**STATED PROBLEM**
Rewrite the entries below, replacing "svg-text" with "svg-label" wherever it occurs and leaving everything else unchanged.

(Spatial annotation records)
━━━

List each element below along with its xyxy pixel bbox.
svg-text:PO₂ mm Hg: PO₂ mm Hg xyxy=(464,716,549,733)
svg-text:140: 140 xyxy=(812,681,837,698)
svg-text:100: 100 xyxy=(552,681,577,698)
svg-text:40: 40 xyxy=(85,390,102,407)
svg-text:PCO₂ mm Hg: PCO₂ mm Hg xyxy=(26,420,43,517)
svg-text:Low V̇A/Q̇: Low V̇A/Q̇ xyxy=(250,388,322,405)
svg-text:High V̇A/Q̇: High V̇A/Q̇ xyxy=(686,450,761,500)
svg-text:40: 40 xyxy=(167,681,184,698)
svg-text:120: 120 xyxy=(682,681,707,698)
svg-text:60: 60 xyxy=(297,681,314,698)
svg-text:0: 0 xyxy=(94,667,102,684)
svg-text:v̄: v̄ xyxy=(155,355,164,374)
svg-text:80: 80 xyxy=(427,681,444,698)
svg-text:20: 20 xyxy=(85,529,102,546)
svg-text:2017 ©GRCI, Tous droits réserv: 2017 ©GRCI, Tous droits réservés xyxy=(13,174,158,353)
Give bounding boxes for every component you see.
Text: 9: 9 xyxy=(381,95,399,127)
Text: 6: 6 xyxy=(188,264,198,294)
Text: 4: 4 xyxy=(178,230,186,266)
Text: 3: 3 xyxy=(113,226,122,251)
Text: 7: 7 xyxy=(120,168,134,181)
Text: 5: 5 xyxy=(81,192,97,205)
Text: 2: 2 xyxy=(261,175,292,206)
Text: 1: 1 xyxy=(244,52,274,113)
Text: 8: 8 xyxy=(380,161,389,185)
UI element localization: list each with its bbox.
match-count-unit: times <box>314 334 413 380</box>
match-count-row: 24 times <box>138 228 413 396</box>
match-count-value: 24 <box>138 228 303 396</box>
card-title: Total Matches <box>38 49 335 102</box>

━━━

**RESPONSE TO THIS EXERCISE**
List each element below along with its xyxy pixel bbox.
svg-label:PO₂ mm Hg: PO₂ mm Hg xyxy=(464,716,549,733)
svg-label:140: 140 xyxy=(812,681,837,698)
svg-label:100: 100 xyxy=(552,681,577,698)
svg-label:40: 40 xyxy=(85,390,102,407)
svg-label:PCO₂ mm Hg: PCO₂ mm Hg xyxy=(26,420,43,517)
svg-label:Low V̇A/Q̇: Low V̇A/Q̇ xyxy=(250,388,322,405)
svg-label:High V̇A/Q̇: High V̇A/Q̇ xyxy=(686,450,761,500)
svg-label:40: 40 xyxy=(167,681,184,698)
svg-label:120: 120 xyxy=(682,681,707,698)
svg-label:60: 60 xyxy=(297,681,314,698)
svg-label:0: 0 xyxy=(94,667,102,684)
svg-label:v̄: v̄ xyxy=(155,355,164,374)
svg-label:80: 80 xyxy=(427,681,444,698)
svg-label:20: 20 xyxy=(85,529,102,546)
svg-label:2017 ©GRCI, Tous droits réserv: 2017 ©GRCI, Tous droits réservés xyxy=(13,174,158,353)
Give bounding boxes for every component you see.
Text: 9: 9 xyxy=(381,95,399,127)
Text: 6: 6 xyxy=(188,264,198,294)
Text: 4: 4 xyxy=(178,230,186,266)
Text: 3: 3 xyxy=(113,226,122,251)
Text: 7: 7 xyxy=(120,168,134,181)
Text: 5: 5 xyxy=(81,192,97,205)
Text: 2: 2 xyxy=(261,175,292,206)
Text: 1: 1 xyxy=(244,52,274,113)
Text: 8: 8 xyxy=(380,161,389,185)
UI element localization: list each with its bbox.
match-count-unit: times <box>314 334 413 380</box>
match-count-row: 24 times <box>138 228 413 396</box>
match-count-value: 24 <box>138 228 303 396</box>
card-title: Total Matches <box>38 49 335 102</box>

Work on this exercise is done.